### Exercise:
Carry on the review of the Magic School Bus space game from the point where it stops.

### Source extract:
Genre: Children Developer: Novotrade Publisher: Sega of America Players: 1 Released: 1995

You remember the Magic School Bus right? It’s an educational cartoon about a school teacher named Ms. Frizzle and her class of students who go around on crazy adventures of learning in a magic school bus, and impossible things happen. Any show that puts kids into a pinball machine that helps them learn about the colors of the light spectrum gets an A in my book. And since the Magic School Bus puts learning and fun together, it’s only fitting that the series got its own Sega Club title. But Sega Club does have its notorious reputation for churning out overly simple games that not even kids would enjoy very long.

In this episode of Sega Club we venture into space, the final frontier. The cast of the Magic School Bus takes a ride to each planet, where you play multiple games and learn about each planet of our great solar system (save for Earth, which is replaced by the Moon since exploring the Earth would be well, unnecessary). This game literally has it all. We get to play games such as puzzles, fight simulators, platforming, and lots of other good stuff. This game doesn’t suffer from the same repetitive gameplay that almost every other Sega Club title suffers from, and it makes the game a lot more fun. And to top it off, it’s a pretty lengthy game with a password feature, so your kids won’t be asking for more when the game is over. Since there are a bunch of different games, I’ll start off by explaining each one at length.

The premise of the game is basically exploring each planet of our solar system save for Earth, which is instead replaced by an exploration of the Moon. You start off by heading to your designated planet in a flight simulator game where you have to drive to your planet, shoot down asteroids heading your way, and take pictures of objects (such as the space station) that are floating near the planet. The object is to get to the planet without running out of fuel by flying into the 3D-rendered blue and white ball that you encounter while driving to the planet (they give you a small amount of fuel when you run into them), and taking as best a picture as you can of whatever objects float by. Run out of fuel and you lose a life. This game may sound like too much is going on for the controller to handle at once, but it actually works very well, and the controls are great. It’s fun to shoot down the asteroids and you get to learn about the different things floating in space (even if they aren’t real, such as a Sega Saturn floating around while driving to Saturn, which shows how late this game was actually made).

### Layout element annotations:
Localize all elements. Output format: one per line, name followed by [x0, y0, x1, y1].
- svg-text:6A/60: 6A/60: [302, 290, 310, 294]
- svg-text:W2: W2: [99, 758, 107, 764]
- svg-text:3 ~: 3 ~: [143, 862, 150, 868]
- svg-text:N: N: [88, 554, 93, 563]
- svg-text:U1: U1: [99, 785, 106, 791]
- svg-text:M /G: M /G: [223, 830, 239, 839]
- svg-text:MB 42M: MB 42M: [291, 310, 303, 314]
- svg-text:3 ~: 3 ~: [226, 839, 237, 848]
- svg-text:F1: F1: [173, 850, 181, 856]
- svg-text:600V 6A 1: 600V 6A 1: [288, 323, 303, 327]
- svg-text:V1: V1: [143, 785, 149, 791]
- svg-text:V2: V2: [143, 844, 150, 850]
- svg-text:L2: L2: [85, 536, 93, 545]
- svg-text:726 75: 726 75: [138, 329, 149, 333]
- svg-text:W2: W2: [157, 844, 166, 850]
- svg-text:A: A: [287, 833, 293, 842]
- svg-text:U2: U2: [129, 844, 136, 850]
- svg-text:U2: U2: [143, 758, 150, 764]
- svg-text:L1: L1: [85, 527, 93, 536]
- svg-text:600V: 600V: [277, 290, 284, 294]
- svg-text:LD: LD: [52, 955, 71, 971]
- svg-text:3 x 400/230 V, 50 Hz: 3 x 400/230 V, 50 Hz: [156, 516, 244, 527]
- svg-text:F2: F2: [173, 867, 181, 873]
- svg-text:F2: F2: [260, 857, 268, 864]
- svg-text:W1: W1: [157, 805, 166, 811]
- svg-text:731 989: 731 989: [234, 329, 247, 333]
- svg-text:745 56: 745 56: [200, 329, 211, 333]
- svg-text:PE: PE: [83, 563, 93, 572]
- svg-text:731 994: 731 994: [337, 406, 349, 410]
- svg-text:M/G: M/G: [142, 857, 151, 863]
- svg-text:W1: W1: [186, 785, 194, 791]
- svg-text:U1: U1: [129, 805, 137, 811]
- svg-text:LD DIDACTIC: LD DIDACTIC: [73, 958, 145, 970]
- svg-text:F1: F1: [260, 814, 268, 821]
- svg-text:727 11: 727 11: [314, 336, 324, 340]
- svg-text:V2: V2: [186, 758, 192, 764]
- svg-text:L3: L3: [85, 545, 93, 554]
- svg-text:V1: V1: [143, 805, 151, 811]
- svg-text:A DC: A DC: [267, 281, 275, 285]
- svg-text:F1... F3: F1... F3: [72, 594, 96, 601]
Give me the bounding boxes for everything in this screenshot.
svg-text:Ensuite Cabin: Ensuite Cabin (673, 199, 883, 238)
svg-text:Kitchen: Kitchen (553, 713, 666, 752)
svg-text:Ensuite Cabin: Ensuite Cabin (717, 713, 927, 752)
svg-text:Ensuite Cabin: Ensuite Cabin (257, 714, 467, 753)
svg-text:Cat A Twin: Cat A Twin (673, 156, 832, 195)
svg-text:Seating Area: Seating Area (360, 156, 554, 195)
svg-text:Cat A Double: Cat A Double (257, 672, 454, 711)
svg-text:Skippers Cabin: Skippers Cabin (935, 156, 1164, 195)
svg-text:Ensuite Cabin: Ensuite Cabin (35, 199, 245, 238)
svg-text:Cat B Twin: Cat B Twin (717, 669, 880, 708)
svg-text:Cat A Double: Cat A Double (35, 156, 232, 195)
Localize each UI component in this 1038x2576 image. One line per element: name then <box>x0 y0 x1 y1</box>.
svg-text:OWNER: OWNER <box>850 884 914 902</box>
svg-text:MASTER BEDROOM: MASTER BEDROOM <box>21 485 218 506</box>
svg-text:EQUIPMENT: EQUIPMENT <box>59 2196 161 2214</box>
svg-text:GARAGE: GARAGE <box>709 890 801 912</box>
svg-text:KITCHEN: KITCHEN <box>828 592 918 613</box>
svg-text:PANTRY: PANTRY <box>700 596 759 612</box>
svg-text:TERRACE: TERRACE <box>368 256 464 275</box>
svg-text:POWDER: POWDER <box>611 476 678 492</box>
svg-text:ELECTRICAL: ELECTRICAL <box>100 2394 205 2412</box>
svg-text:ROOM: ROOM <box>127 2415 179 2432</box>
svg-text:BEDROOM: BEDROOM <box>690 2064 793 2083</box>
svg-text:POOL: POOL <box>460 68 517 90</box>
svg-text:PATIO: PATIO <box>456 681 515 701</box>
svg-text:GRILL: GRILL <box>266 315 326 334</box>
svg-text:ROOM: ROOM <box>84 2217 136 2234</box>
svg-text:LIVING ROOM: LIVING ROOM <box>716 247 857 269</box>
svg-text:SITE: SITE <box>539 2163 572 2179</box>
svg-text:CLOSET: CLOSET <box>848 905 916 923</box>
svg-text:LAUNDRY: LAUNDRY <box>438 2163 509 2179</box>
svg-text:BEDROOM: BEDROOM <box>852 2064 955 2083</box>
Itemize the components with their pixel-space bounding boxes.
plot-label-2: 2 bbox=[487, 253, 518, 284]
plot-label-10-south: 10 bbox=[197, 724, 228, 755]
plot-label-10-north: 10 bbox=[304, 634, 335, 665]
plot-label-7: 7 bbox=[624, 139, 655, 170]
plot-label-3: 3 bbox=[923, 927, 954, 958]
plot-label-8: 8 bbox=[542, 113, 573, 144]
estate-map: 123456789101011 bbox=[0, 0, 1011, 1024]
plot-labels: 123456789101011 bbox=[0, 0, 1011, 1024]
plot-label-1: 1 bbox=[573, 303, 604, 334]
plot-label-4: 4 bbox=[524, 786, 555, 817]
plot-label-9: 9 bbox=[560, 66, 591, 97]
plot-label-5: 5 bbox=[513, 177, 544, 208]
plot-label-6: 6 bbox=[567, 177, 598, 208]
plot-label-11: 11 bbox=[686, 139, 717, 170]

### Result:
As an added bonus if you shoot three gold asteroids while you are flying through an asteroid field during your ride, you are sent to a mini-game of Asteroids (starring the Magic School Bus, of course, in place of the regular spaceship) where you basically play Asteroids for more points. It runs on it’s own lives system so if you die here you won’t lose a life from the main game. Since it is Asteroids, of course it’s fun, but it’s a bit easy as the controls are tightened, the asteroids don’t break down into as many pieces and you get an extra life just for completing a level. The difficulty is actually just right for kids. The mini-game ends when you run out of lives.

Once you come up to your designated planet, you are taken to another classic ’80s game, Astro Lander, where you must try to land the Magic School Bus onto the designated platform while collecting the same 3D blue balls as seen in the flight simulator on the way. Again, the game is not nearly as hard as the original as asteroids, and the difficulty is just right for kids, as both Asteroids and Astro Lander would be far too hard for the young audience of this game to enjoy in their original state.

Once you’ve successfully landed the bus, you move onto the next level, a platformer where you play as Ralphie (one of the students) walk on the surface of the planet (regardless of what planet it is, which makes it kind of funny when the kids go walking on Venus) and find your way to Ms. Frizzle before you run out of oxygen while collecting (not surprisingly) 3D balls that give you points and sometimes fuel or oxygen. Surprisingly enough, this is probably the weakest of the different games. You’ve got a jump, a double jump, and a jet pack with limited fuel supplies to jet you around. The controls are good, but the jumping is flat out horrible. It’s slow and hard to control, and you barely move. The jumping makes you wish the jet pack didn’t use up the fuel so fast, because without it you feel like your dragging an anvil behind you, with the way the jumps are designed. But it’s playable enough, and there are some very interesting features in the platforming stages, such as driving a rover around, or flying in a lander. It’s got an interesting space feel to it. The jumping really makes this game tough to control though, and it slows down the pace of this game considerably.

After you find Ms. Frizzle in the platforming level, you play a shuffle puzzle (where you switch the places of pieces around until you create a picture) and then a small memory match game that matches up a word with a certain picture. Liz the Lizard here is the cursor for selecting things, and he moves a little slow at times which kind of irks me, but it’s better than using a plain old cursor. At any time you can go back to the pictures you took in space by pressing Start and then A, and you can see what exactly you took pictures of, and you can then find out what matches what in the memory match game. So your child won’t be guessing in the dark. Both games are timed though, so if you run out of time, you lose a life.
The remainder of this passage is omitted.